**Work order**
Lines holding the string "partner": copy each one from the listing below.

**Provided data**

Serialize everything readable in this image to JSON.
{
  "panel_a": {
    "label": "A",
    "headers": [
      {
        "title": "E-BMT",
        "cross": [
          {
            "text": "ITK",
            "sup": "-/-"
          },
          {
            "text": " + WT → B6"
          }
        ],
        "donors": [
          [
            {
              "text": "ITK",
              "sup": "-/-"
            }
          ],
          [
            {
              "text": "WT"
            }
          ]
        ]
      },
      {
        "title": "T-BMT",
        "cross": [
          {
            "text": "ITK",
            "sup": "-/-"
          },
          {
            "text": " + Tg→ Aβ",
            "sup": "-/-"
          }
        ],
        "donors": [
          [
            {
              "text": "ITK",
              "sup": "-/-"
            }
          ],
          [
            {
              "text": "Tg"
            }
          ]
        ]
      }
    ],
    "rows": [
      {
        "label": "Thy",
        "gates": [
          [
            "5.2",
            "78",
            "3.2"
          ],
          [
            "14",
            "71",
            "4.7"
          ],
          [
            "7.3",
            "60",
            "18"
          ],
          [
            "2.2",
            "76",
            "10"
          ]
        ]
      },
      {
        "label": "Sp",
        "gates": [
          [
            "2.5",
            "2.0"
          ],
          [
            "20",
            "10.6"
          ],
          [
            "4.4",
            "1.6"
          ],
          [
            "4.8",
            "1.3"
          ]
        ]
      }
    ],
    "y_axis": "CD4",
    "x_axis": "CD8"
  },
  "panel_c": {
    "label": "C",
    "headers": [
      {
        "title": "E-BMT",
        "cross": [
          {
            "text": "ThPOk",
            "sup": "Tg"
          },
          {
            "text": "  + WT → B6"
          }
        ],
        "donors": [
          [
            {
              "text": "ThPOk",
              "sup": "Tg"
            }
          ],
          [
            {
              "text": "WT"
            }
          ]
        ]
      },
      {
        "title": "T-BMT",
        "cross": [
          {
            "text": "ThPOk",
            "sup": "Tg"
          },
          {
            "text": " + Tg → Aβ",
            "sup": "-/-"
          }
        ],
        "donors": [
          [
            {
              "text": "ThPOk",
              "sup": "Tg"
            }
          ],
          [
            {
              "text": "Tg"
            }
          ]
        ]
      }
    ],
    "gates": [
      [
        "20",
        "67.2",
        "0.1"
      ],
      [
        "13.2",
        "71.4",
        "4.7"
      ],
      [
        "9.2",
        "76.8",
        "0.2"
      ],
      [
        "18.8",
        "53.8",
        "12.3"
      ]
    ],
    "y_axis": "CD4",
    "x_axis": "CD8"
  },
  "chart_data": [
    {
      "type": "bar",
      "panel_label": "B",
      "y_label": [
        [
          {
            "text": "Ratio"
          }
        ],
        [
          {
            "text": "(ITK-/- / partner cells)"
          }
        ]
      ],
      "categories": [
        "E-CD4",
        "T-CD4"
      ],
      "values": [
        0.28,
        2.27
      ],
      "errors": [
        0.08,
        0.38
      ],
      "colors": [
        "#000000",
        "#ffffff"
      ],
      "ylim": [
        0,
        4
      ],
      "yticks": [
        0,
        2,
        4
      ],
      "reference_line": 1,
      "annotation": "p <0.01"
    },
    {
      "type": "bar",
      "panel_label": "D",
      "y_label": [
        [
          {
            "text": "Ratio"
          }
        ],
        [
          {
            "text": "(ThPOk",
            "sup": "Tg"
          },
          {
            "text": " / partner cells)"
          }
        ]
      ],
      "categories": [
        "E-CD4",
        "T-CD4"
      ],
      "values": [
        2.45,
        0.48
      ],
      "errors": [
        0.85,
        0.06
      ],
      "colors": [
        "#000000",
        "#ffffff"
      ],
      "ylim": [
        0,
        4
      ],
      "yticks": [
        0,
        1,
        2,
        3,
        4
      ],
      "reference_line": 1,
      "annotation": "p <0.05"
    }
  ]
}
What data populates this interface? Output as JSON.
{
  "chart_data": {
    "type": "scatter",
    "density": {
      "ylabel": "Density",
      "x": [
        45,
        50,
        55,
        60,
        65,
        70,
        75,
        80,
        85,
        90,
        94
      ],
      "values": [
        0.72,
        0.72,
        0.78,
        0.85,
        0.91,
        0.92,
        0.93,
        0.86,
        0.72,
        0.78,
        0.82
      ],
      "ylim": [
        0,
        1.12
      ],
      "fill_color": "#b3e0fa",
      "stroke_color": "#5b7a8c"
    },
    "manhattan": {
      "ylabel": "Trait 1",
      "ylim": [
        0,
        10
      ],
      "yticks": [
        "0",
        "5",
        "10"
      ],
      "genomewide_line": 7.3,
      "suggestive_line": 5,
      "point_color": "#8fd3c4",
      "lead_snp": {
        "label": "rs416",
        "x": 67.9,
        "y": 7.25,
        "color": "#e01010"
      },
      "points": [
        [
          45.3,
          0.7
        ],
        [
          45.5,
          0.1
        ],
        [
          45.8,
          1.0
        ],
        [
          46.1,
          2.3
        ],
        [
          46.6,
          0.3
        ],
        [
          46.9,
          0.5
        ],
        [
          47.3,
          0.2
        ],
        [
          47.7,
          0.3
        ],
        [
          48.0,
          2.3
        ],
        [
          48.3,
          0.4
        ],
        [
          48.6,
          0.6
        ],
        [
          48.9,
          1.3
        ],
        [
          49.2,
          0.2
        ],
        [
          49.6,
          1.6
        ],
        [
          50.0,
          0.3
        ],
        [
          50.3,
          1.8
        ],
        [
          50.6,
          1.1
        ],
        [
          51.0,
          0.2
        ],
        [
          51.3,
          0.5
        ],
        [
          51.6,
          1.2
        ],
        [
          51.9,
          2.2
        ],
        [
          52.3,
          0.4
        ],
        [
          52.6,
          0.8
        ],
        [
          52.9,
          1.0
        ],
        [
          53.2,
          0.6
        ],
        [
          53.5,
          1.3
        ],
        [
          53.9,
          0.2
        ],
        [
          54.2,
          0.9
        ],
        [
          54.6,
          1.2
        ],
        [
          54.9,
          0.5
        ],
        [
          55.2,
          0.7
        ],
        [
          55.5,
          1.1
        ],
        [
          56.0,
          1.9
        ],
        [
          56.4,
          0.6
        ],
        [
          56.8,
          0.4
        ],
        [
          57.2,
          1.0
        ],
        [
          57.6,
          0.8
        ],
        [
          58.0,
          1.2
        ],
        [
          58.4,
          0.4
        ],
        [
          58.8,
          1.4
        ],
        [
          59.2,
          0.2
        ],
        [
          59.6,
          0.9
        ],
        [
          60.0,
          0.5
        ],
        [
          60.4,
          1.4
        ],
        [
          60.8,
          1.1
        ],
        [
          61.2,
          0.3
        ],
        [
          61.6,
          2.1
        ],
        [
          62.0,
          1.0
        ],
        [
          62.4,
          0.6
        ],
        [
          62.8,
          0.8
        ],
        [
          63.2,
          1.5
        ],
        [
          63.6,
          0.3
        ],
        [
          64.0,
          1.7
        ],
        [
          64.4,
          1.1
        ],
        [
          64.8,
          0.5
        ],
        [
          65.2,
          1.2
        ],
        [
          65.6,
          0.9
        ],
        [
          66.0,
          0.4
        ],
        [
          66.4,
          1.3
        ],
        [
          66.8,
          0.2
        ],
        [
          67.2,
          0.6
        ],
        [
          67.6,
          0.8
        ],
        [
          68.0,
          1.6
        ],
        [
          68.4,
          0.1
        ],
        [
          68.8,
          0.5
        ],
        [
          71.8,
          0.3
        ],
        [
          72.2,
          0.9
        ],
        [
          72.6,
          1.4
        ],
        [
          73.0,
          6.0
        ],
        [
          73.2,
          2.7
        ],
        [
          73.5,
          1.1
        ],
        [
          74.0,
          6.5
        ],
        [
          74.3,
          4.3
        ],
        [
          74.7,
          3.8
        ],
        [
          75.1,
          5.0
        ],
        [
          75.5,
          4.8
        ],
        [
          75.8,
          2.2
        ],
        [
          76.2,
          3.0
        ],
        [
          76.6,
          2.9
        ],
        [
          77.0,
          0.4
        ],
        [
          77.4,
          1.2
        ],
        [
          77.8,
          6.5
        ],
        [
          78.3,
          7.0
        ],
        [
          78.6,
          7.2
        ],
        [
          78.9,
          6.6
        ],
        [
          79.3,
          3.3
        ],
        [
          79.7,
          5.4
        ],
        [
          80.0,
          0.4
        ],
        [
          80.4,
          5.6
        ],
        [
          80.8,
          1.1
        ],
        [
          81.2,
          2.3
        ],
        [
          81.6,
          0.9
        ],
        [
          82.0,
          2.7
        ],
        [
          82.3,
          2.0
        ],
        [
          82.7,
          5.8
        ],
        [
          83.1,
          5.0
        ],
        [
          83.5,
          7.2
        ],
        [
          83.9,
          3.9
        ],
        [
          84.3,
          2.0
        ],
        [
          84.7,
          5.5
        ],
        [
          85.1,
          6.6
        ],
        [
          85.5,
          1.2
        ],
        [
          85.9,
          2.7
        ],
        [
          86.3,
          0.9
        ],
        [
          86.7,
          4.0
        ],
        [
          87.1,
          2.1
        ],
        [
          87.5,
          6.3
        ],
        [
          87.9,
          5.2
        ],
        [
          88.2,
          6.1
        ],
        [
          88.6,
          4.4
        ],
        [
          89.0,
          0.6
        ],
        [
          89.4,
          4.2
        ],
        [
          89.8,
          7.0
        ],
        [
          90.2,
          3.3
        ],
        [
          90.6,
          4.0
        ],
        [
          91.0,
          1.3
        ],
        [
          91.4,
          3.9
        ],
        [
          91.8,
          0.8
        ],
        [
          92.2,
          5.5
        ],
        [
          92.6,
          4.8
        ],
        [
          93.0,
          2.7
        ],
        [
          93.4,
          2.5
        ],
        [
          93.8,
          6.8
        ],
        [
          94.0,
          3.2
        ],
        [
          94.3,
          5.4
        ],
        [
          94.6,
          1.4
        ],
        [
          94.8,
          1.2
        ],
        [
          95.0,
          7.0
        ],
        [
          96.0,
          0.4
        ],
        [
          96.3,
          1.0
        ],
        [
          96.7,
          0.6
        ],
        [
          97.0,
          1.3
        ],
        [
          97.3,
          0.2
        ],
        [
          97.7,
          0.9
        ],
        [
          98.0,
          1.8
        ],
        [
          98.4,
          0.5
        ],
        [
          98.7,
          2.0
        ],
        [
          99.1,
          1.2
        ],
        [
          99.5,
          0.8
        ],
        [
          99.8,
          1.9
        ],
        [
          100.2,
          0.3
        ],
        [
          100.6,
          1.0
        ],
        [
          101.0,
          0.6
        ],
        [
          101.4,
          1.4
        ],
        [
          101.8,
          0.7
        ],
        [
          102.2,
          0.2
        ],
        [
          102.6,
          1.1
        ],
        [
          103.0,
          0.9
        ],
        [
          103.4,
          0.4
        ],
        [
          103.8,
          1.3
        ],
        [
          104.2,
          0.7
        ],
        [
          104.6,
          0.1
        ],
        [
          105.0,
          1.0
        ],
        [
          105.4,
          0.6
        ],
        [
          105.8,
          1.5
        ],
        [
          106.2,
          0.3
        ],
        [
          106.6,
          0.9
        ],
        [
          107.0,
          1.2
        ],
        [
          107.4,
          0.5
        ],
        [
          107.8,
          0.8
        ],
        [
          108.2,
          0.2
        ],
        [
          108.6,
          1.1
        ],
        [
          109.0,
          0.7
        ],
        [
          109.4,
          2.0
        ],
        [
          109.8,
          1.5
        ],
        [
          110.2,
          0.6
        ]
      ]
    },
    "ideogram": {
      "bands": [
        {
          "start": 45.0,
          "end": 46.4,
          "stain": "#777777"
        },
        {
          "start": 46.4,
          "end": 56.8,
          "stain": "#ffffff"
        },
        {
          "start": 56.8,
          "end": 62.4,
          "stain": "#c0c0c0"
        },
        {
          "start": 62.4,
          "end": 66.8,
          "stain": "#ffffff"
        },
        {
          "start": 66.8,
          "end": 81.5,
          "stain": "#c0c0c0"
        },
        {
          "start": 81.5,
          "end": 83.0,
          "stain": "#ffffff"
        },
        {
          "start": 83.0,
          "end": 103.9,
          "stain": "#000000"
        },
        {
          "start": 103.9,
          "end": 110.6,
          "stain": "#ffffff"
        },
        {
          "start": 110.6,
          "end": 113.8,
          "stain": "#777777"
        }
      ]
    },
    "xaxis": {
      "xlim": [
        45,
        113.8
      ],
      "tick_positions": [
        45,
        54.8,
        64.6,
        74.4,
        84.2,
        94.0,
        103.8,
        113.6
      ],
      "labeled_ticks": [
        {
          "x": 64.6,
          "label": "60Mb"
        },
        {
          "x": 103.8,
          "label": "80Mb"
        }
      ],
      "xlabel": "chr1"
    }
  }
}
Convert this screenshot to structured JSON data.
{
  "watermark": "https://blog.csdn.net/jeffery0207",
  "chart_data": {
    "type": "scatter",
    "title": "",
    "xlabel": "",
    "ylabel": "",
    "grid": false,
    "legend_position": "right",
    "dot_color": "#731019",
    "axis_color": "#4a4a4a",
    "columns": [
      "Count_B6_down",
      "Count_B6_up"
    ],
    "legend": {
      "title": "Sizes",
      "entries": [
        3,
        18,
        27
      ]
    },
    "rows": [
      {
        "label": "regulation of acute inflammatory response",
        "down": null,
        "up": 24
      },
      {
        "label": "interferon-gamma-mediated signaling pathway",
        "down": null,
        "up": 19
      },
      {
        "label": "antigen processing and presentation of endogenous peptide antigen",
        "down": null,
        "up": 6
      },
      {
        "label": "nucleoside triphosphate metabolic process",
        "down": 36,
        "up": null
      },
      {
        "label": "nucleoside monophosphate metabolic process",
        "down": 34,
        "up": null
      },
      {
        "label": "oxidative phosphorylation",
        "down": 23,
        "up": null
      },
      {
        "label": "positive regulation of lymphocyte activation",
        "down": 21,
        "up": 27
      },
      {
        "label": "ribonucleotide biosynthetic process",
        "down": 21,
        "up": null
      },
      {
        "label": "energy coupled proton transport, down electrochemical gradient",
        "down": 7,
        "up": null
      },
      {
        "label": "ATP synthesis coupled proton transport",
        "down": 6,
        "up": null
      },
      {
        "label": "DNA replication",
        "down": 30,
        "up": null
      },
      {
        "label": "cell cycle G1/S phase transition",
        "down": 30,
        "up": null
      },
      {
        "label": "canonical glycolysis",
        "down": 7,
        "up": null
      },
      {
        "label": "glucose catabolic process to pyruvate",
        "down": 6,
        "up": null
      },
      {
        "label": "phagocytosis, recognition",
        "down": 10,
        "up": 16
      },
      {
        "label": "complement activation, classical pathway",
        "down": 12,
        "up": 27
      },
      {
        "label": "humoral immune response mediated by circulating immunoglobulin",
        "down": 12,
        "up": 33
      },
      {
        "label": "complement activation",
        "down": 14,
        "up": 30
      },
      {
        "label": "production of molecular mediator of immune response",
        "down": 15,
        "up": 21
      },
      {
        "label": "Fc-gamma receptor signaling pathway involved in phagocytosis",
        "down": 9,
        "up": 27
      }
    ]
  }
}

**Written response**
            "text": "(ITK-/- / partner cells)"
            "text": " / partner cells)"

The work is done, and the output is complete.